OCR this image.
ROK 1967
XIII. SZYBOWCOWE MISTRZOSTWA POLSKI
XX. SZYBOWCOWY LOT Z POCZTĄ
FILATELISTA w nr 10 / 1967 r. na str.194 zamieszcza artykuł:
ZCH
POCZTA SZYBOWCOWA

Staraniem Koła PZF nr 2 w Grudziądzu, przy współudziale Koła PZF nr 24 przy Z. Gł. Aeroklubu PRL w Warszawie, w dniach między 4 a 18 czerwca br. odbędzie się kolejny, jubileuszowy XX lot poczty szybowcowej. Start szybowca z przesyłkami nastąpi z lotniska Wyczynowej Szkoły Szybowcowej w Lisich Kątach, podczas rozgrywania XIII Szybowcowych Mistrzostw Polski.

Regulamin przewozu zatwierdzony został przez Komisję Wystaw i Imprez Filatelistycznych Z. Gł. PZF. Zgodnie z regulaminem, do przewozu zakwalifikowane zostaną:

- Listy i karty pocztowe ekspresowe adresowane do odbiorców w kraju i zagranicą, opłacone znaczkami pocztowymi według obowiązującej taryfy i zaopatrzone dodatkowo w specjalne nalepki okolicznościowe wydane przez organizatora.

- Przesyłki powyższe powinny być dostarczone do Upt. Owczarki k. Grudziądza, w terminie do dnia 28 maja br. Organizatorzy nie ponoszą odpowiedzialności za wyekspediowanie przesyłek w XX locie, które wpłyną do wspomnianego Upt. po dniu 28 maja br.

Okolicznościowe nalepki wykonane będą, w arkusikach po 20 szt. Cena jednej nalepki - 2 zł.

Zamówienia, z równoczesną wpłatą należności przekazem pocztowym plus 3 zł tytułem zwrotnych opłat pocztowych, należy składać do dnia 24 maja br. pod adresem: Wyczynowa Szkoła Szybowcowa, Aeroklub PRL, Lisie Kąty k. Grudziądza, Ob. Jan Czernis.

Aim: Write the complete data out, exactly as above.

Response:
OCR this image.
ROK 1967
XIII. SZYBOWCOWE MISTRZOSTWA POLSKI
XX. SZYBOWCOWY LOT Z POCZTĄ
FILATELISTA w nr 10 / 1967 r. na str.194 zamieszcza artykuł:
ZCH
POCZTA SZYBOWCOWA

Staraniem Koła PZF nr 2 w Grudziądzu, przy współudziale Koła PZF nr 24 przy Z. Gł. Aeroklubu PRL w Warszawie, w dniach między 4 a 18 czerwca br. odbędzie się kolejny, jubileuszowy XX lot poczty szybowcowej. Start szybowca z przesyłkami nastąpi z lotniska Wyczynowej Szkoły Szybowcowej w Lisich Kątach, podczas rozgrywania XIII Szybowcowych Mistrzostw Polski.

Regulamin przewozu zatwierdzony został przez Komisję Wystaw i Imprez Filatelistycznych Z. Gł. PZF. Zgodnie z regulaminem, do przewozu zakwalifikowane zostaną:

- Listy i karty pocztowe ekspresowe adresowane do odbiorców w kraju i zagranicą, opłacone znaczkami pocztowymi według obowiązującej taryfy i zaopatrzone dodatkowo w specjalne nalepki okolicznościowe wydane przez organizatora.

- Przesyłki powyższe powinny być dostarczone do Upt. Owczarki k. Grudziądza, w terminie do dnia 28 maja br. Organizatorzy nie ponoszą odpowiedzialności za wyekspediowanie przesyłek w XX locie, które wpłyną do wspomnianego Upt. po dniu 28 maja br.

Okolicznościowe nalepki wykonane będą, w arkusikach po 20 szt. Cena jednej nalepki - 2 zł.

Zamówienia, z równoczesną wpłatą należności przekazem pocztowym plus 3 zł tytułem zwrotnych opłat pocztowych, należy składać do dnia 24 maja br. pod adresem: Wyczynowa Szkoła Szybowcowa, Aeroklub PRL, Lisie Kąty k. Grudziądza, Ob. Jan Czernis.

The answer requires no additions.